__Supplied material__
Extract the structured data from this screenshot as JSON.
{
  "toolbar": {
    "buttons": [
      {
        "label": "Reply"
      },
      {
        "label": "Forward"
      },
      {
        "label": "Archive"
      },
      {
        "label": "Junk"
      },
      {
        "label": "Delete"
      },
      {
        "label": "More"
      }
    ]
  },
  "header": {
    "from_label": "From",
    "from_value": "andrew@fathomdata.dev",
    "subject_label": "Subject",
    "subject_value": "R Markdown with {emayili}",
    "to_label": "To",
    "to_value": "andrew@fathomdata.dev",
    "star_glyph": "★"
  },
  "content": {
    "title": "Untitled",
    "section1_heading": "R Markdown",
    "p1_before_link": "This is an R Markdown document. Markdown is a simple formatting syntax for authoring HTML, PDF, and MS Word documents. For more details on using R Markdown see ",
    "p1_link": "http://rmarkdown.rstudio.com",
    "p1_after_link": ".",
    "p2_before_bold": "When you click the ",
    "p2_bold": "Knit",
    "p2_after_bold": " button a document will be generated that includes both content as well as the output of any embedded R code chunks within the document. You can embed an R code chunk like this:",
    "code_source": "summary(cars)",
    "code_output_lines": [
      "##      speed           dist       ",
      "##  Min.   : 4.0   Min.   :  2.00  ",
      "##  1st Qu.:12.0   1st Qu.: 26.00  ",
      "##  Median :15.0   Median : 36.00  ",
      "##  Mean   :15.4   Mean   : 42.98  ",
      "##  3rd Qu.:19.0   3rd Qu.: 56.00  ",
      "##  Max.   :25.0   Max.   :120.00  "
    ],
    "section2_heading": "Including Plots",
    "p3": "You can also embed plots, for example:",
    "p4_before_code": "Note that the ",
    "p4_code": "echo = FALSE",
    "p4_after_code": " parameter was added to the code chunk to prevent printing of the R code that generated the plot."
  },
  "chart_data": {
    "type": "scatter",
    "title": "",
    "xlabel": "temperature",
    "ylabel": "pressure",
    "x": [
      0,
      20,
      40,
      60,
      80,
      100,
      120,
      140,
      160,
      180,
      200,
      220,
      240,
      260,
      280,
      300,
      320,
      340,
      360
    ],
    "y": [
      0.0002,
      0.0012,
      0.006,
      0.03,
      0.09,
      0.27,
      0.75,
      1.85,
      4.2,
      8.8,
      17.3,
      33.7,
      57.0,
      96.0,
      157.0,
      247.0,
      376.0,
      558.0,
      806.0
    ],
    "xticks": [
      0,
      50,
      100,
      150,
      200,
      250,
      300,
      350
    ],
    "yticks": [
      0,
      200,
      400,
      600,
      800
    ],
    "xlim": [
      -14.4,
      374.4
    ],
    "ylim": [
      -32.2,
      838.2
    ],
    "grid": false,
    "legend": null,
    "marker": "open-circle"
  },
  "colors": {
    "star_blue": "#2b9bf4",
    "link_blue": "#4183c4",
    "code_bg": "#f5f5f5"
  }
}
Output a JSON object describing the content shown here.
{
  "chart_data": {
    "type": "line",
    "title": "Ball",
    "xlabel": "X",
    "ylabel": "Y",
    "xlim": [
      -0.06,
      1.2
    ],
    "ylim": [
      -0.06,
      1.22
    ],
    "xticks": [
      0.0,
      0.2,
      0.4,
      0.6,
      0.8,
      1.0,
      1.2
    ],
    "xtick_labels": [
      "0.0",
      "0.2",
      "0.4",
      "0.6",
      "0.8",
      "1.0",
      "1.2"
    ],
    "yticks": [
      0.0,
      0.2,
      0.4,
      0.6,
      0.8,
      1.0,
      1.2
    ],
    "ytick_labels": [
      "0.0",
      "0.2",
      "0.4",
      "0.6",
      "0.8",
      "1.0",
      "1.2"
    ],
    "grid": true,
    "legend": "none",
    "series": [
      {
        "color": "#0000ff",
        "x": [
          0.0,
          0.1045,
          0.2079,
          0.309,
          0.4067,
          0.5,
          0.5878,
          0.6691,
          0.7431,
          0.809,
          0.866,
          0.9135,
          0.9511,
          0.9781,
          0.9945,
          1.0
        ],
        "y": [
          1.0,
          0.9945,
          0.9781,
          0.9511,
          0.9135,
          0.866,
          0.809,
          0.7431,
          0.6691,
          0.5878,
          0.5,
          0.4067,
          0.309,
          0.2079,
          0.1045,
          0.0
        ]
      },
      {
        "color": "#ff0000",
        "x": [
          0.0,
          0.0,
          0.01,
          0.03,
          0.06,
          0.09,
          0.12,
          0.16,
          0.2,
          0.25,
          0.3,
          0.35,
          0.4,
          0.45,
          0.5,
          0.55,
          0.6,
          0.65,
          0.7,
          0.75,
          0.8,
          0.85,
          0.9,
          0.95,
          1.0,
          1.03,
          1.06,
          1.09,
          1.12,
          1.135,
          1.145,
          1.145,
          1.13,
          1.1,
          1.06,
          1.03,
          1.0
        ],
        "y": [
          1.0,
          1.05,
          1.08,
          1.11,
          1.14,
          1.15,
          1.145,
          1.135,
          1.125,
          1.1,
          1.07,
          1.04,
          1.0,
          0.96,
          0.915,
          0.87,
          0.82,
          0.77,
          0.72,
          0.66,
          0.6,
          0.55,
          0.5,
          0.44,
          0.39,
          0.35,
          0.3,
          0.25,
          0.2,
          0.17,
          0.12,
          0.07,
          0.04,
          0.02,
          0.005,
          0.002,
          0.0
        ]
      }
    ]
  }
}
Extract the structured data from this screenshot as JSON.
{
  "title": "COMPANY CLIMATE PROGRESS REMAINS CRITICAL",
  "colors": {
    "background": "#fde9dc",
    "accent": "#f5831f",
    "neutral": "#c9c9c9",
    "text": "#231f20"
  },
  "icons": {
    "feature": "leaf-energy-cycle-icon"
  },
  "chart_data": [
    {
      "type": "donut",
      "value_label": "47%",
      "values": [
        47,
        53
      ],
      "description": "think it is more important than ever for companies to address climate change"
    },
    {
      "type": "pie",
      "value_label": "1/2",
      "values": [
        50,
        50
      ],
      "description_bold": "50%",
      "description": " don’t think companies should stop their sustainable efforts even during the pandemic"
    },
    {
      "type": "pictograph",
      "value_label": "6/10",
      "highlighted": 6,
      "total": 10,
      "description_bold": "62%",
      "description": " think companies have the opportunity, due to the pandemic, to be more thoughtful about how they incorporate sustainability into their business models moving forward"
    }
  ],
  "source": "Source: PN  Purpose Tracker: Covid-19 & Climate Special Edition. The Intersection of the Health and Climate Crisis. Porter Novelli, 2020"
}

__Directions__
In the listing, find each line with the string "chunk" and copy it.

__Solution to this problem__
    "p2_after_bold": " button a document will be generated that includes both content as well as the output of any embedded R code chunks within the document. You can embed an R code chunk like this:",
    "p4_after_code": " parameter was added to the code chunk to prevent printing of the R code that generated the plot."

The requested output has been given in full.